** START OF AVAILABLE DATA **

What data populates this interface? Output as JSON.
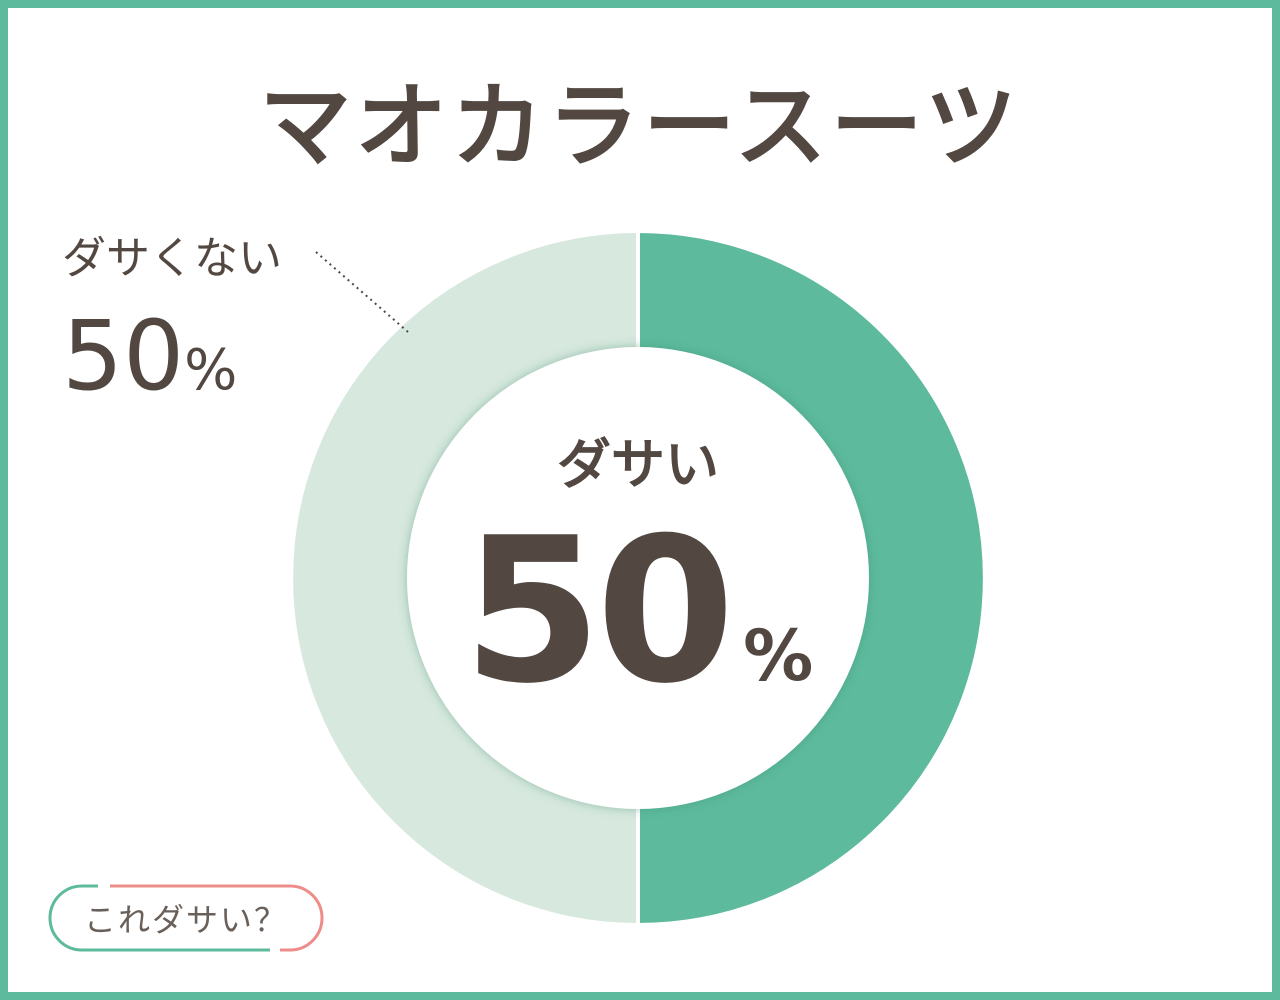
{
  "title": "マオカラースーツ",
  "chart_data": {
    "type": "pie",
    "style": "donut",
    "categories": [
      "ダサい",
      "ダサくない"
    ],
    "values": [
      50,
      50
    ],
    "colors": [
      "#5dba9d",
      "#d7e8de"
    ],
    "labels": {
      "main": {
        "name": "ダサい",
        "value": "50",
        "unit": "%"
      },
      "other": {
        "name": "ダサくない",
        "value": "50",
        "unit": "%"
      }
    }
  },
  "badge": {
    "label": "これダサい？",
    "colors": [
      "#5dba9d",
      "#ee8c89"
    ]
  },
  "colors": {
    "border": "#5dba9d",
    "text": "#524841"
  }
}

** END OF AVAILABLE DATA **

- _EXERCISE DESCRIPTION_: Each record must be quoted in full and exactly. Do not include the pictures.

- _THE COMPLETED TASK_:
What data populates this interface? Output as JSON.
{
  "title": "マオカラースーツ",
  "chart_data": {
    "type": "pie",
    "style": "donut",
    "categories": [
      "ダサい",
      "ダサくない"
    ],
    "values": [
      50,
      50
    ],
    "colors": [
      "#5dba9d",
      "#d7e8de"
    ],
    "labels": {
      "main": {
        "name": "ダサい",
        "value": "50",
        "unit": "%"
      },
      "other": {
        "name": "ダサくない",
        "value": "50",
        "unit": "%"
      }
    }
  },
  "badge": {
    "label": "これダサい？",
    "colors": [
      "#5dba9d",
      "#ee8c89"
    ]
  },
  "colors": {
    "border": "#5dba9d",
    "text": "#524841"
  }
}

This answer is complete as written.